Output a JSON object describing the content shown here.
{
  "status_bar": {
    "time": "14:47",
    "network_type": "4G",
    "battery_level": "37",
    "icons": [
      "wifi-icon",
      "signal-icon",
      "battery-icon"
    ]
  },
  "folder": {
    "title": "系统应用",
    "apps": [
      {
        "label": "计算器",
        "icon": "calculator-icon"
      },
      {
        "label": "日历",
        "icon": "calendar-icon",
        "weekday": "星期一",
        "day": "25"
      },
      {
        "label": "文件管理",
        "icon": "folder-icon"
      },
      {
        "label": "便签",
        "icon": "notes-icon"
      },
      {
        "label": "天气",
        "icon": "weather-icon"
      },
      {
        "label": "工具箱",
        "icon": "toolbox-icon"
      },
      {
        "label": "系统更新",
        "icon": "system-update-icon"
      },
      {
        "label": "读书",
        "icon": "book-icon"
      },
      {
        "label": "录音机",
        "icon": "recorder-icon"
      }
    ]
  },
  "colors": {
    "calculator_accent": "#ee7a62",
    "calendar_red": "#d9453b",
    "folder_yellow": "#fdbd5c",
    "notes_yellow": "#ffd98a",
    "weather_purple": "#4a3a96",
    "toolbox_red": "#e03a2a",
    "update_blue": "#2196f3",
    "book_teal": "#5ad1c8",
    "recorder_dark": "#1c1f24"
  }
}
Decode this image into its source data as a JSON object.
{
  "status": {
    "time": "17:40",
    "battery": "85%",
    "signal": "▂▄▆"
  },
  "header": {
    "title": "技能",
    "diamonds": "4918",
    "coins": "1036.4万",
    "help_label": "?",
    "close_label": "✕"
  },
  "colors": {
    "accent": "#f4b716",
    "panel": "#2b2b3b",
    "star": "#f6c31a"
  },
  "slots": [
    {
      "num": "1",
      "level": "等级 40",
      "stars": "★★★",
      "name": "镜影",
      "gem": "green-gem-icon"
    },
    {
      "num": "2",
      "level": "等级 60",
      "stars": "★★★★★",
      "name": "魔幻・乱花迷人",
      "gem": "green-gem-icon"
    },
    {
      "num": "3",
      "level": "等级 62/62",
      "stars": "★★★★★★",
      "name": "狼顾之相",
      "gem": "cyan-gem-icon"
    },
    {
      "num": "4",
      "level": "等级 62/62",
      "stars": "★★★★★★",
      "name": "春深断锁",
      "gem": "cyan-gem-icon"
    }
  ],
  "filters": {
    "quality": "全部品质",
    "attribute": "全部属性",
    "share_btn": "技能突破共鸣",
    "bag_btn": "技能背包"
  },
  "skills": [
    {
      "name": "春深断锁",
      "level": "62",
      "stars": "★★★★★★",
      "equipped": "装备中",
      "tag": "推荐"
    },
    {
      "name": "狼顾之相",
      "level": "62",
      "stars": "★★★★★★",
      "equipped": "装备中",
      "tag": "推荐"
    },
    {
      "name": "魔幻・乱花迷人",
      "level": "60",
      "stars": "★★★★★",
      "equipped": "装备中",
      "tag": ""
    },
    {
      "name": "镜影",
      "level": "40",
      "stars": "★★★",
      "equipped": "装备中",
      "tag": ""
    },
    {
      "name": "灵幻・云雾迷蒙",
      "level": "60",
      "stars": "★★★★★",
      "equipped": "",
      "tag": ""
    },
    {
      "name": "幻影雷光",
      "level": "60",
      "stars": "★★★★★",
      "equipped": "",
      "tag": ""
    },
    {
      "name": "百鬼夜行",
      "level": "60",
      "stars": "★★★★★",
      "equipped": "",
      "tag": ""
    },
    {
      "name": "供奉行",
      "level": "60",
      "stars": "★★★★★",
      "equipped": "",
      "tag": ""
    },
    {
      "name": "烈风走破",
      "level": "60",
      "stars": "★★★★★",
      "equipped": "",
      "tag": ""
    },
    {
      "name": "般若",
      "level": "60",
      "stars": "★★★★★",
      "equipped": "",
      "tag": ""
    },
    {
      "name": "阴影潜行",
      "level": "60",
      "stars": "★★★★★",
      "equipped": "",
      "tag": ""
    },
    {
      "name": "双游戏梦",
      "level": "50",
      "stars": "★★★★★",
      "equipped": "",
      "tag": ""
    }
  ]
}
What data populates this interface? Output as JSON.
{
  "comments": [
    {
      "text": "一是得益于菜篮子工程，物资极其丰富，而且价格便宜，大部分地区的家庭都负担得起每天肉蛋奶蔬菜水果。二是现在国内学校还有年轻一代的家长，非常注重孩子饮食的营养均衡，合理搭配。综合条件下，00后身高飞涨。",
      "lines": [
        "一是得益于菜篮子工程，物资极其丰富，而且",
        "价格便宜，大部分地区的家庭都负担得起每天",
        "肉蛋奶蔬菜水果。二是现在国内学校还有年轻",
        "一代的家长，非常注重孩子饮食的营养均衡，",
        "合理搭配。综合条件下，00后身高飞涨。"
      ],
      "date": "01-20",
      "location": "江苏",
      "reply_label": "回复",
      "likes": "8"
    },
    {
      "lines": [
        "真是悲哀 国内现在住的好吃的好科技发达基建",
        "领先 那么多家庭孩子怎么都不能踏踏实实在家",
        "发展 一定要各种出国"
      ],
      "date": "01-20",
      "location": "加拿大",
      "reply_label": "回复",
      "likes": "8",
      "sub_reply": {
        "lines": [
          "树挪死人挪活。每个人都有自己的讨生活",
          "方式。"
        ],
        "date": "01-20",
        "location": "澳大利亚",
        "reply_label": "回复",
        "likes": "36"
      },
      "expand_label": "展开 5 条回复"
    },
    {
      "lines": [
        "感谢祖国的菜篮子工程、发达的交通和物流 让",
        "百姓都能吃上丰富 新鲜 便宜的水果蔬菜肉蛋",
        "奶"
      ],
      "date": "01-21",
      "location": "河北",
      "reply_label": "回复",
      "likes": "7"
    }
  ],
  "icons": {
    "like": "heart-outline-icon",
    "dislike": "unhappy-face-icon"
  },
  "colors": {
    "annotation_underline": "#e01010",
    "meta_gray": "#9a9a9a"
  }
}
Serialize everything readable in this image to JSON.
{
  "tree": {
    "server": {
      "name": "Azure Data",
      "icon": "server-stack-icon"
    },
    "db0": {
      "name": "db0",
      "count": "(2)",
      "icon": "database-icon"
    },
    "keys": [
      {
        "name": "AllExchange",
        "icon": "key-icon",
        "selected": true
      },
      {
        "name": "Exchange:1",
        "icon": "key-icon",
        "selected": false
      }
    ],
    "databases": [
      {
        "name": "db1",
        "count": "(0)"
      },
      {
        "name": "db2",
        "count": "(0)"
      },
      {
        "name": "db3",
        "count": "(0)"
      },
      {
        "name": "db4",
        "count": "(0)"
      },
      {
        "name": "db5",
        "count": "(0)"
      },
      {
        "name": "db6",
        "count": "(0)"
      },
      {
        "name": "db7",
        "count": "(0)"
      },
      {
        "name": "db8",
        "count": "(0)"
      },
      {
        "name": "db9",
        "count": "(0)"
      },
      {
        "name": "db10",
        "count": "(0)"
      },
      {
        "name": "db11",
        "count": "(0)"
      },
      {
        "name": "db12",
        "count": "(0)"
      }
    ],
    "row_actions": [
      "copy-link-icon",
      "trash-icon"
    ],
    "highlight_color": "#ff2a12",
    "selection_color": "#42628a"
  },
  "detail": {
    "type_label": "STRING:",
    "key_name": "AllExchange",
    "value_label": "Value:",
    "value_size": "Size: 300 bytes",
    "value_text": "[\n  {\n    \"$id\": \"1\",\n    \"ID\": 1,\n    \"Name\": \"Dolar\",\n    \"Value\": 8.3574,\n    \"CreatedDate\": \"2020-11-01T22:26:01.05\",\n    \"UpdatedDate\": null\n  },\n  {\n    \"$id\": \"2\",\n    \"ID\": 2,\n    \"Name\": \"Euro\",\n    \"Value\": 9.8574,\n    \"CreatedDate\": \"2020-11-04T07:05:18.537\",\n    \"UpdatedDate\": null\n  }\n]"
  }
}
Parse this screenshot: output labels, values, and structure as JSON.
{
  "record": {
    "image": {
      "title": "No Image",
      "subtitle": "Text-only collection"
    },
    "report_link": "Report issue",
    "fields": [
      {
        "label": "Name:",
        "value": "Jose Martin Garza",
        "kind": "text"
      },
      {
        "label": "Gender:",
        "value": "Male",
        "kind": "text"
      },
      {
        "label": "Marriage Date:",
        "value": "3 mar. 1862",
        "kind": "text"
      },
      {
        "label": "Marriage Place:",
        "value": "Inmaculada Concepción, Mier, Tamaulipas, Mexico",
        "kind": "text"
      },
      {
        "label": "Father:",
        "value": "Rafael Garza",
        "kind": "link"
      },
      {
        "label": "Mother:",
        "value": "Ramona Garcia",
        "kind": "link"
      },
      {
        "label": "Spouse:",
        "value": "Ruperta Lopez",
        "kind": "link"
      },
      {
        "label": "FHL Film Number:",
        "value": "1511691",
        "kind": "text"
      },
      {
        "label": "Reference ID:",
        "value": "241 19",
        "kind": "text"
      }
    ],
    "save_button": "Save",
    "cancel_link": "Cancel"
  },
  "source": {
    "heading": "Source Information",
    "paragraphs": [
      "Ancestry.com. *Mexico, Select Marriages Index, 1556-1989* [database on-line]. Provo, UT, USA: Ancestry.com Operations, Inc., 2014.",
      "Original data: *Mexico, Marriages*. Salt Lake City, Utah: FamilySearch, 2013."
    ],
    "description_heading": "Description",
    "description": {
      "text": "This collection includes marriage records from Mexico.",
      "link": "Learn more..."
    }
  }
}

◆ ◆ ◆ ◆ ◆ ◆ ◆

* **EXERCISE GOAL**: In the records above, find each line holding "AllExchange" and copy it.

* **EXERCISE RESPONSE**:
        "name": "AllExchange",
    "key_name": "AllExchange",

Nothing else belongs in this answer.